PROBLEM DESCRIPTION => Return every line of the data below, exactly.

_ _ _

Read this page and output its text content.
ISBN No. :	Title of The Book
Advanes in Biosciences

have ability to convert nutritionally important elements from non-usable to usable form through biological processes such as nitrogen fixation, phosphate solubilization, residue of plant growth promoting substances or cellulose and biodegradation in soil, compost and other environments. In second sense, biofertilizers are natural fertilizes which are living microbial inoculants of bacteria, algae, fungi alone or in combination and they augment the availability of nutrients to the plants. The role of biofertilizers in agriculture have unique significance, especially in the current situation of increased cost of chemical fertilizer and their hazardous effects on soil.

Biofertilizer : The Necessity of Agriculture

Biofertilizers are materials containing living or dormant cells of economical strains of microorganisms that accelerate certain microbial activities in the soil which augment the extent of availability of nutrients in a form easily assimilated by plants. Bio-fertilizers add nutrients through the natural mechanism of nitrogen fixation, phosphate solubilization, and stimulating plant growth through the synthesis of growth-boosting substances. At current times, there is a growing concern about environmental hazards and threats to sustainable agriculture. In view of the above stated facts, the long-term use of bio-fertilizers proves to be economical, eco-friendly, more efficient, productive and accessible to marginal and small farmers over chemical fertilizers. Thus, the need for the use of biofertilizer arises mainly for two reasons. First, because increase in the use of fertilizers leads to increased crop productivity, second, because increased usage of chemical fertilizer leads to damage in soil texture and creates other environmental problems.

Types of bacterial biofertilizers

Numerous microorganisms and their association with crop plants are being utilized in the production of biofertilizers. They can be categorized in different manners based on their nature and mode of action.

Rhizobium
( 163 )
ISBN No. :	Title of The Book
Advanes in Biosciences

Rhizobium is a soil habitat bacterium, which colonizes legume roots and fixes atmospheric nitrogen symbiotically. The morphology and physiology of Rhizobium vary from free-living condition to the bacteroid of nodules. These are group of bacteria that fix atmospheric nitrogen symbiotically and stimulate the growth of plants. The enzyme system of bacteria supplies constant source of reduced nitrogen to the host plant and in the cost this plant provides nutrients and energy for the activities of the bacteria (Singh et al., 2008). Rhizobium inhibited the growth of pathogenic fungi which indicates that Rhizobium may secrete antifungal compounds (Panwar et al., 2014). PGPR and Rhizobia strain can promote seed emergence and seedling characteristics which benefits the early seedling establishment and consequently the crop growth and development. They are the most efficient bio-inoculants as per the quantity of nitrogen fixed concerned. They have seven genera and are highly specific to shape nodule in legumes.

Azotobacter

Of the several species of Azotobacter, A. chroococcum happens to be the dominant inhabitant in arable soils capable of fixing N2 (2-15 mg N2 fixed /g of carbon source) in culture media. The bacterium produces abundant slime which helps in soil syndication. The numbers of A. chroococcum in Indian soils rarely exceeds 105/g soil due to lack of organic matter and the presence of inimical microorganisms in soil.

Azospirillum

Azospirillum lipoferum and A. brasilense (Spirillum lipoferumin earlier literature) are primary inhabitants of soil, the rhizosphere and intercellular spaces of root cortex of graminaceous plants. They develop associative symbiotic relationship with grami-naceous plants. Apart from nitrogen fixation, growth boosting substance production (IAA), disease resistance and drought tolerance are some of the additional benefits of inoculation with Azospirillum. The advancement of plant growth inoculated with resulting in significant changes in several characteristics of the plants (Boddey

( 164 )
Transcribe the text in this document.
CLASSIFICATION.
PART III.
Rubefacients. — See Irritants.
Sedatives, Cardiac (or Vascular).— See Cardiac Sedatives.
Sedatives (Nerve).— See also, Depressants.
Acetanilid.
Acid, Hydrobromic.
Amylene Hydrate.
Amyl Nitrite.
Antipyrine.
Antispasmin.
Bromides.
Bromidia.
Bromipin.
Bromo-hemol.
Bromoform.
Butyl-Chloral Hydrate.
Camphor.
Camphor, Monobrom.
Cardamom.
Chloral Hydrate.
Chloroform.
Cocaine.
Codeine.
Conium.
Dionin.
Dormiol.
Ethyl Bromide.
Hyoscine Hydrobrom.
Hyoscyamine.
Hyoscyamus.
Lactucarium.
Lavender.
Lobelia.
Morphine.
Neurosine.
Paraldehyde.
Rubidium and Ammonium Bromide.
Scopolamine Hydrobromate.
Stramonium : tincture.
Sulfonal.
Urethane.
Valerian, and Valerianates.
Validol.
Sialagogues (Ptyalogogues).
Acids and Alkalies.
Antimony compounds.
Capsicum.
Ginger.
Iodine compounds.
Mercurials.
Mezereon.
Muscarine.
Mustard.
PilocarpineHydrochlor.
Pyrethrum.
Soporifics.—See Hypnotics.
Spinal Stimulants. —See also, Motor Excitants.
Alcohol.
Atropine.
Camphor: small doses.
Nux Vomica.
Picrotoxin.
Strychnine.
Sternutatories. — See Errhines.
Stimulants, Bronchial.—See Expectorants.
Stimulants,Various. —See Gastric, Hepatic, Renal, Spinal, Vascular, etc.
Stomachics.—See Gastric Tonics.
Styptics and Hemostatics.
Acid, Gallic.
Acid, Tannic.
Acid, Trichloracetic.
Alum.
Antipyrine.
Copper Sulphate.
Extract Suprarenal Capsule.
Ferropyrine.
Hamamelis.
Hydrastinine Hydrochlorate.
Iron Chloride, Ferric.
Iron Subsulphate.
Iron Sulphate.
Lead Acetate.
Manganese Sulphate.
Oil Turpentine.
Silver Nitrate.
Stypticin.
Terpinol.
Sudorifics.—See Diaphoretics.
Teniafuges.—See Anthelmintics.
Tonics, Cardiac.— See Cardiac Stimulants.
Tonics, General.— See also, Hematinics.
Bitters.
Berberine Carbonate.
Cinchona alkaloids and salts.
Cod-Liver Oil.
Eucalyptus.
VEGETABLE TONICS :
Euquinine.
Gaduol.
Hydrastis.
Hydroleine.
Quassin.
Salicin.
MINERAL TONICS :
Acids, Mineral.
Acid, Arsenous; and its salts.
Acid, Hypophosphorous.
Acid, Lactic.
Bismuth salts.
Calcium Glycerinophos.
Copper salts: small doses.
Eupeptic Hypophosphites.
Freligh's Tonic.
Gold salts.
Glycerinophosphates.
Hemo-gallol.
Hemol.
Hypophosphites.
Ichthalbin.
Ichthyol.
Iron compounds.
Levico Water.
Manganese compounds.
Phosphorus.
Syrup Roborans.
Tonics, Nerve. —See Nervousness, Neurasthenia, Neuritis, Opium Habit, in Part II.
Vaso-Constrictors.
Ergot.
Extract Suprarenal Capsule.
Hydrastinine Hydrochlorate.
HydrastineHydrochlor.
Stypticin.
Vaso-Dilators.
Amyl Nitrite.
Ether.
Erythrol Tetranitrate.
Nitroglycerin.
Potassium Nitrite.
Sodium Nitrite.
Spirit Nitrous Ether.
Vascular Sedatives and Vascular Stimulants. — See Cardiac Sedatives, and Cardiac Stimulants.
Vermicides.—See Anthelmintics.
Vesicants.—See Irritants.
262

_ _ _

FINISHED TASK =>
Read this page and output its text content.
ISBN No. :	Title of The Book
Advanes in Biosciences

have ability to convert nutritionally important elements from non-usable to usable form through biological processes such as nitrogen fixation, phosphate solubilization, residue of plant growth promoting substances or cellulose and biodegradation in soil, compost and other environments. In second sense, biofertilizers are natural fertilizes which are living microbial inoculants of bacteria, algae, fungi alone or in combination and they augment the availability of nutrients to the plants. The role of biofertilizers in agriculture have unique significance, especially in the current situation of increased cost of chemical fertilizer and their hazardous effects on soil.

Biofertilizer : The Necessity of Agriculture

Biofertilizers are materials containing living or dormant cells of economical strains of microorganisms that accelerate certain microbial activities in the soil which augment the extent of availability of nutrients in a form easily assimilated by plants. Bio-fertilizers add nutrients through the natural mechanism of nitrogen fixation, phosphate solubilization, and stimulating plant growth through the synthesis of growth-boosting substances. At current times, there is a growing concern about environmental hazards and threats to sustainable agriculture. In view of the above stated facts, the long-term use of bio-fertilizers proves to be economical, eco-friendly, more efficient, productive and accessible to marginal and small farmers over chemical fertilizers. Thus, the need for the use of biofertilizer arises mainly for two reasons. First, because increase in the use of fertilizers leads to increased crop productivity, second, because increased usage of chemical fertilizer leads to damage in soil texture and creates other environmental problems.

Types of bacterial biofertilizers

Numerous microorganisms and their association with crop plants are being utilized in the production of biofertilizers. They can be categorized in different manners based on their nature and mode of action.

Rhizobium
( 163 )
ISBN No. :	Title of The Book
Advanes in Biosciences

Rhizobium is a soil habitat bacterium, which colonizes legume roots and fixes atmospheric nitrogen symbiotically. The morphology and physiology of Rhizobium vary from free-living condition to the bacteroid of nodules. These are group of bacteria that fix atmospheric nitrogen symbiotically and stimulate the growth of plants. The enzyme system of bacteria supplies constant source of reduced nitrogen to the host plant and in the cost this plant provides nutrients and energy for the activities of the bacteria (Singh et al., 2008). Rhizobium inhibited the growth of pathogenic fungi which indicates that Rhizobium may secrete antifungal compounds (Panwar et al., 2014). PGPR and Rhizobia strain can promote seed emergence and seedling characteristics which benefits the early seedling establishment and consequently the crop growth and development. They are the most efficient bio-inoculants as per the quantity of nitrogen fixed concerned. They have seven genera and are highly specific to shape nodule in legumes.

Azotobacter

Of the several species of Azotobacter, A. chroococcum happens to be the dominant inhabitant in arable soils capable of fixing N2 (2-15 mg N2 fixed /g of carbon source) in culture media. The bacterium produces abundant slime which helps in soil syndication. The numbers of A. chroococcum in Indian soils rarely exceeds 105/g soil due to lack of organic matter and the presence of inimical microorganisms in soil.

Azospirillum

Azospirillum lipoferum and A. brasilense (Spirillum lipoferumin earlier literature) are primary inhabitants of soil, the rhizosphere and intercellular spaces of root cortex of graminaceous plants. They develop associative symbiotic relationship with grami-naceous plants. Apart from nitrogen fixation, growth boosting substance production (IAA), disease resistance and drought tolerance are some of the additional benefits of inoculation with Azospirillum. The advancement of plant growth inoculated with resulting in significant changes in several characteristics of the plants (Boddey

( 164 )
Transcribe the text in this document.
CLASSIFICATION.
PART III.
Rubefacients. — See Irritants.
Sedatives, Cardiac (or Vascular).— See Cardiac Sedatives.
Sedatives (Nerve).— See also, Depressants.
Acetanilid.
Acid, Hydrobromic.
Amylene Hydrate.
Amyl Nitrite.
Antipyrine.
Antispasmin.
Bromides.
Bromidia.
Bromipin.
Bromo-hemol.
Bromoform.
Butyl-Chloral Hydrate.
Camphor.
Camphor, Monobrom.
Cardamom.
Chloral Hydrate.
Chloroform.
Cocaine.
Codeine.
Conium.
Dionin.
Dormiol.
Ethyl Bromide.
Hyoscine Hydrobrom.
Hyoscyamine.
Hyoscyamus.
Lactucarium.
Lavender.
Lobelia.
Morphine.
Neurosine.
Paraldehyde.
Rubidium and Ammonium Bromide.
Scopolamine Hydrobromate.
Stramonium : tincture.
Sulfonal.
Urethane.
Valerian, and Valerianates.
Validol.
Sialagogues (Ptyalogogues).
Acids and Alkalies.
Antimony compounds.
Capsicum.
Ginger.
Iodine compounds.
Mercurials.
Mezereon.
Muscarine.
Mustard.
PilocarpineHydrochlor.
Pyrethrum.
Soporifics.—See Hypnotics.
Spinal Stimulants. —See also, Motor Excitants.
Alcohol.
Atropine.
Camphor: small doses.
Nux Vomica.
Picrotoxin.
Strychnine.
Sternutatories. — See Errhines.
Stimulants, Bronchial.—See Expectorants.
Stimulants,Various. —See Gastric, Hepatic, Renal, Spinal, Vascular, etc.
Stomachics.—See Gastric Tonics.
Styptics and Hemostatics.
Acid, Gallic.
Acid, Tannic.
Acid, Trichloracetic.
Alum.
Antipyrine.
Copper Sulphate.
Extract Suprarenal Capsule.
Ferropyrine.
Hamamelis.
Hydrastinine Hydrochlorate.
Iron Chloride, Ferric.
Iron Subsulphate.
Iron Sulphate.
Lead Acetate.
Manganese Sulphate.
Oil Turpentine.
Silver Nitrate.
Stypticin.
Terpinol.
Sudorifics.—See Diaphoretics.
Teniafuges.—See Anthelmintics.
Tonics, Cardiac.— See Cardiac Stimulants.
Tonics, General.— See also, Hematinics.
Bitters.
Berberine Carbonate.
Cinchona alkaloids and salts.
Cod-Liver Oil.
Eucalyptus.
VEGETABLE TONICS :
Euquinine.
Gaduol.
Hydrastis.
Hydroleine.
Quassin.
Salicin.
MINERAL TONICS :
Acids, Mineral.
Acid, Arsenous; and its salts.
Acid, Hypophosphorous.
Acid, Lactic.
Bismuth salts.
Calcium Glycerinophos.
Copper salts: small doses.
Eupeptic Hypophosphites.
Freligh's Tonic.
Gold salts.
Glycerinophosphates.
Hemo-gallol.
Hemol.
Hypophosphites.
Ichthalbin.
Ichthyol.
Iron compounds.
Levico Water.
Manganese compounds.
Phosphorus.
Syrup Roborans.
Tonics, Nerve. —See Nervousness, Neurasthenia, Neuritis, Opium Habit, in Part II.
Vaso-Constrictors.
Ergot.
Extract Suprarenal Capsule.
Hydrastinine Hydrochlorate.
HydrastineHydrochlor.
Stypticin.
Vaso-Dilators.
Amyl Nitrite.
Ether.
Erythrol Tetranitrate.
Nitroglycerin.
Potassium Nitrite.
Sodium Nitrite.
Spirit Nitrous Ether.
Vascular Sedatives and Vascular Stimulants. — See Cardiac Sedatives, and Cardiac Stimulants.
Vermicides.—See Anthelmintics.
Vesicants.—See Irritants.
262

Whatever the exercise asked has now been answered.